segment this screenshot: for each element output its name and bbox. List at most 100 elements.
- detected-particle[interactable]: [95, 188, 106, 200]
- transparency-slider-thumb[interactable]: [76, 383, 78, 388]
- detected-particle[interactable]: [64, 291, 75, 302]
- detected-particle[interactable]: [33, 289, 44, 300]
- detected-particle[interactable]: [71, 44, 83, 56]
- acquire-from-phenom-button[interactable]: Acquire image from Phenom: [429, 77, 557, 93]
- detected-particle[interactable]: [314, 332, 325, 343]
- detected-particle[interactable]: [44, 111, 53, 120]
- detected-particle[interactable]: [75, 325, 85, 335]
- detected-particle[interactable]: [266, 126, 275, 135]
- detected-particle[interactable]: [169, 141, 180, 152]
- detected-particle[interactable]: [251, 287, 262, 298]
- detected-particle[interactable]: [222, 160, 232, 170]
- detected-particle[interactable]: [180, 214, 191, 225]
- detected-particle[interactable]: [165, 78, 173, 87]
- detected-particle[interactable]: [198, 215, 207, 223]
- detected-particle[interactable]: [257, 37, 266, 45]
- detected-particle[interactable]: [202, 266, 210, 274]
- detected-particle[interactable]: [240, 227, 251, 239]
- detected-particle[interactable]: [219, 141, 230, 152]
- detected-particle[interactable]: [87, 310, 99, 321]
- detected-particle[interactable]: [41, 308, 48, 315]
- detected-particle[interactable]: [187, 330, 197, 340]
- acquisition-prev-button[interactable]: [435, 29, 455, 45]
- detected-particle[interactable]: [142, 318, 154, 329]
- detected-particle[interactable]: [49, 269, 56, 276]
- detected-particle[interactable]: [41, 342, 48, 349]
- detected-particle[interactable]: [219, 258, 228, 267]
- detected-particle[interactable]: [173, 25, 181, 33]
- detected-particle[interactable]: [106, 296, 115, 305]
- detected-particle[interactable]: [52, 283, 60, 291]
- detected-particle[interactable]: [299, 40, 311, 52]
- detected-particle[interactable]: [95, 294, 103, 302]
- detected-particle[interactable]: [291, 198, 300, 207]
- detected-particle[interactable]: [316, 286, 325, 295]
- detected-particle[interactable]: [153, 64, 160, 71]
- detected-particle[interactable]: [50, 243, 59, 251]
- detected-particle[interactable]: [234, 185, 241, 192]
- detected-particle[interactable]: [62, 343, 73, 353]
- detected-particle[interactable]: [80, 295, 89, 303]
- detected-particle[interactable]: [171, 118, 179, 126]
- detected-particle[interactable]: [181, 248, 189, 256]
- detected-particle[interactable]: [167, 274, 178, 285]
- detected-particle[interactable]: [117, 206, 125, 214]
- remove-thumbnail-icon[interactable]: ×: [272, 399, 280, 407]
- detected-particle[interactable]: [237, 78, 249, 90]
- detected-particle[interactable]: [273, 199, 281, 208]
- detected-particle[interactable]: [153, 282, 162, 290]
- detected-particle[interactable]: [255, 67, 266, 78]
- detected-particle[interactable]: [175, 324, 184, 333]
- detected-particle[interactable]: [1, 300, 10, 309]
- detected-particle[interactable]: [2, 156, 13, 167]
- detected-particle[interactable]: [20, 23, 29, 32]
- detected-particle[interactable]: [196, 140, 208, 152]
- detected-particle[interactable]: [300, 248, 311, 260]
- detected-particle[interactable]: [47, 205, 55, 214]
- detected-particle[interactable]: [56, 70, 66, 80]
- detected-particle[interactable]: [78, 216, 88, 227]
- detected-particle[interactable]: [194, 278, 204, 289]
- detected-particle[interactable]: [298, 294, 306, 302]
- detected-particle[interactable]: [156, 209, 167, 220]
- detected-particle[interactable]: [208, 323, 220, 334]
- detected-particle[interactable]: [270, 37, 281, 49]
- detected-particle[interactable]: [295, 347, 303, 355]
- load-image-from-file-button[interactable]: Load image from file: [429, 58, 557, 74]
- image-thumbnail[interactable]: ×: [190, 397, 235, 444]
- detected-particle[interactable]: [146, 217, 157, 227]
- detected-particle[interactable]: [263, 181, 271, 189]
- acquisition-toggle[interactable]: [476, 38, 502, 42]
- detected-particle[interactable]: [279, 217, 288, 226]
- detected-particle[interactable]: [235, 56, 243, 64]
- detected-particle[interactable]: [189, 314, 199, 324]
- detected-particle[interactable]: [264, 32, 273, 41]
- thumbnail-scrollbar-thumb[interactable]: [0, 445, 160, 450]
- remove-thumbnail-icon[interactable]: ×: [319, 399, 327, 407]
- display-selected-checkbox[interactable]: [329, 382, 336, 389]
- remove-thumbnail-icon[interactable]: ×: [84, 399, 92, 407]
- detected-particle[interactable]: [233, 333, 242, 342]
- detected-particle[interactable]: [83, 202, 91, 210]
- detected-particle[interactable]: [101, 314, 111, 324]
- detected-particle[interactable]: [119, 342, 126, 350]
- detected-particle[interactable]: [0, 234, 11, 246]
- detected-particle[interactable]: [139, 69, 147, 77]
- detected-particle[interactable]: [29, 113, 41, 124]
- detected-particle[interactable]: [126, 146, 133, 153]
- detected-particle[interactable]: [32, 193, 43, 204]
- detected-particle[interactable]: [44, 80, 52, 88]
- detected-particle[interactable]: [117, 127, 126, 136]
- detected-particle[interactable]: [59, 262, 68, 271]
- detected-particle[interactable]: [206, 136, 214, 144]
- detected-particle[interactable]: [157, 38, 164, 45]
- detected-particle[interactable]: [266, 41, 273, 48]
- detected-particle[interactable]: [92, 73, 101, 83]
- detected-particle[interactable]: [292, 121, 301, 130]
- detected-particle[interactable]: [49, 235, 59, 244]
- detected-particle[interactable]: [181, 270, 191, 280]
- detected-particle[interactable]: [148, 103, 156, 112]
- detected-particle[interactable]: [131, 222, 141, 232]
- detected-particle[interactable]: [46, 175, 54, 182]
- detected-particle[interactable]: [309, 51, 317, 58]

━━━━━━━━━━━━━━━━━━━━━━━━━━━━━━

• _Exercise aim_:
Please rewrite the records above as a JSON list of strings, with one string for each line and blank lines left out.

• _Result of the exercise_:
[
  "segment this screenshot: for each element output its name and bbox. List at most 100 elements.",
  "- detected-particle[interactable]: [95, 188, 106, 200]",
  "- transparency-slider-thumb[interactable]: [76, 383, 78, 388]",
  "- detected-particle[interactable]: [64, 291, 75, 302]",
  "- detected-particle[interactable]: [33, 289, 44, 300]",
  "- detected-particle[interactable]: [71, 44, 83, 56]",
  "- acquire-from-phenom-button[interactable]: Acquire image from Phenom: [429, 77, 557, 93]",
  "- detected-particle[interactable]: [314, 332, 325, 343]",
  "- detected-particle[interactable]: [44, 111, 53, 120]",
  "- detected-particle[interactable]: [75, 325, 85, 335]",
  "- detected-particle[interactable]: [266, 126, 275, 135]",
  "- detected-particle[interactable]: [169, 141, 180, 152]",
  "- detected-particle[interactable]: [251, 287, 262, 298]",
  "- detected-particle[interactable]: [222, 160, 232, 170]",
  "- detected-particle[interactable]: [180, 214, 191, 225]",
  "- detected-particle[interactable]: [165, 78, 173, 87]",
  "- detected-particle[interactable]: [198, 215, 207, 223]",
  "- detected-particle[interactable]: [257, 37, 266, 45]",
  "- detected-particle[interactable]: [202, 266, 210, 274]",
  "- detected-particle[interactable]: [240, 227, 251, 239]",
  "- detected-particle[interactable]: [219, 141, 230, 152]",
  "- detected-particle[interactable]: [87, 310, 99, 321]",
  "- detected-particle[interactable]: [41, 308, 48, 315]",
  "- detected-particle[interactable]: [187, 330, 197, 340]",
  "- acquisition-prev-button[interactable]: [435, 29, 455, 45]",
  "- detected-particle[interactable]: [142, 318, 154, 329]",
  "- detected-particle[interactable]: [49, 269, 56, 276]",
  "- detected-particle[interactable]: [41, 342, 48, 349]",
  "- detected-particle[interactable]: [219, 258, 228, 267]",
  "- detected-particle[interactable]: [173, 25, 181, 33]",
  "- detected-particle[interactable]: [106, 296, 115, 305]",
  "- detected-particle[interactable]: [52, 283, 60, 291]",
  "- detected-particle[interactable]: [299, 40, 311, 52]",
  "- detected-particle[interactable]: [95, 294, 103, 302]",
  "- detected-particle[interactable]: [291, 198, 300, 207]",
  "- detected-particle[interactable]: [316, 286, 325, 295]",
  "- detected-particle[interactable]: [153, 64, 160, 71]",
  "- detected-particle[interactable]: [50, 243, 59, 251]",
  "- detected-particle[interactable]: [234, 185, 241, 192]",
  "- detected-particle[interactable]: [62, 343, 73, 353]",
  "- detected-particle[interactable]: [80, 295, 89, 303]",
  "- detected-particle[interactable]: [171, 118, 179, 126]",
  "- detected-particle[interactable]: [181, 248, 189, 256]",
  "- detected-particle[interactable]: [167, 274, 178, 285]",
  "- detected-particle[interactable]: [117, 206, 125, 214]",
  "- remove-thumbnail-icon[interactable]: ×: [272, 399, 280, 407]",
  "- detected-particle[interactable]: [237, 78, 249, 90]",
  "- detected-particle[interactable]: [273, 199, 281, 208]",
  "- detected-particle[interactable]: [153, 282, 162, 290]",
  "- detected-particle[interactable]: [255, 67, 266, 78]",
  "- detected-particle[interactable]: [175, 324, 184, 333]",
  "- detected-particle[interactable]: [1, 300, 10, 309]",
  "- detected-particle[interactable]: [2, 156, 13, 167]",
  "- detected-particle[interactable]: [20, 23, 29, 32]",
  "- detected-particle[interactable]: [196, 140, 208, 152]",
  "- detected-particle[interactable]: [300, 248, 311, 260]",
  "- detected-particle[interactable]: [47, 205, 55, 214]",
  "- detected-particle[interactable]: [56, 70, 66, 80]",
  "- detected-particle[interactable]: [78, 216, 88, 227]",
  "- detected-particle[interactable]: [194, 278, 204, 289]",
  "- detected-particle[interactable]: [298, 294, 306, 302]",
  "- detected-particle[interactable]: [156, 209, 167, 220]",
  "- detected-particle[interactable]: [208, 323, 220, 334]",
  "- detected-particle[interactable]: [270, 37, 281, 49]",
  "- detected-particle[interactable]: [295, 347, 303, 355]",
  "- load-image-from-file-button[interactable]: Load image from file: [429, 58, 557, 74]",
  "- image-thumbnail[interactable]: ×: [190, 397, 235, 444]",
  "- detected-particle[interactable]: [146, 217, 157, 227]",
  "- detected-particle[interactable]: [263, 181, 271, 189]",
  "- acquisition-toggle[interactable]: [476, 38, 502, 42]",
  "- detected-particle[interactable]: [279, 217, 288, 226]",
  "- detected-particle[interactable]: [235, 56, 243, 64]",
  "- detected-particle[interactable]: [189, 314, 199, 324]",
  "- detected-particle[interactable]: [264, 32, 273, 41]",
  "- thumbnail-scrollbar-thumb[interactable]: [0, 445, 160, 450]",
  "- remove-thumbnail-icon[interactable]: ×: [319, 399, 327, 407]",
  "- display-selected-checkbox[interactable]: [329, 382, 336, 389]",
  "- remove-thumbnail-icon[interactable]: ×: [84, 399, 92, 407]",
  "- detected-particle[interactable]: [233, 333, 242, 342]",
  "- detected-particle[interactable]: [83, 202, 91, 210]",
  "- detected-particle[interactable]: [101, 314, 111, 324]",
  "- detected-particle[interactable]: [119, 342, 126, 350]",
  "- detected-particle[interactable]: [0, 234, 11, 246]",
  "- detected-particle[interactable]: [139, 69, 147, 77]",
  "- detected-particle[interactable]: [29, 113, 41, 124]",
  "- detected-particle[interactable]: [126, 146, 133, 153]",
  "- detected-particle[interactable]: [32, 193, 43, 204]",
  "- detected-particle[interactable]: [44, 80, 52, 88]",
  "- detected-particle[interactable]: [117, 127, 126, 136]",
  "- detected-particle[interactable]: [59, 262, 68, 271]",
  "- detected-particle[interactable]: [206, 136, 214, 144]",
  "- detected-particle[interactable]: [157, 38, 164, 45]",
  "- detected-particle[interactable]: [266, 41, 273, 48]",
  "- detected-particle[interactable]: [92, 73, 101, 83]",
  "- detected-particle[interactable]: [292, 121, 301, 130]",
  "- detected-particle[interactable]: [49, 235, 59, 244]",
  "- detected-particle[interactable]: [181, 270, 191, 280]",
  "- detected-particle[interactable]: [148, 103, 156, 112]",
  "- detected-particle[interactable]: [131, 222, 141, 232]",
  "- detected-particle[interactable]: [46, 175, 54, 182]",
  "- detected-particle[interactable]: [309, 51, 317, 58]"
]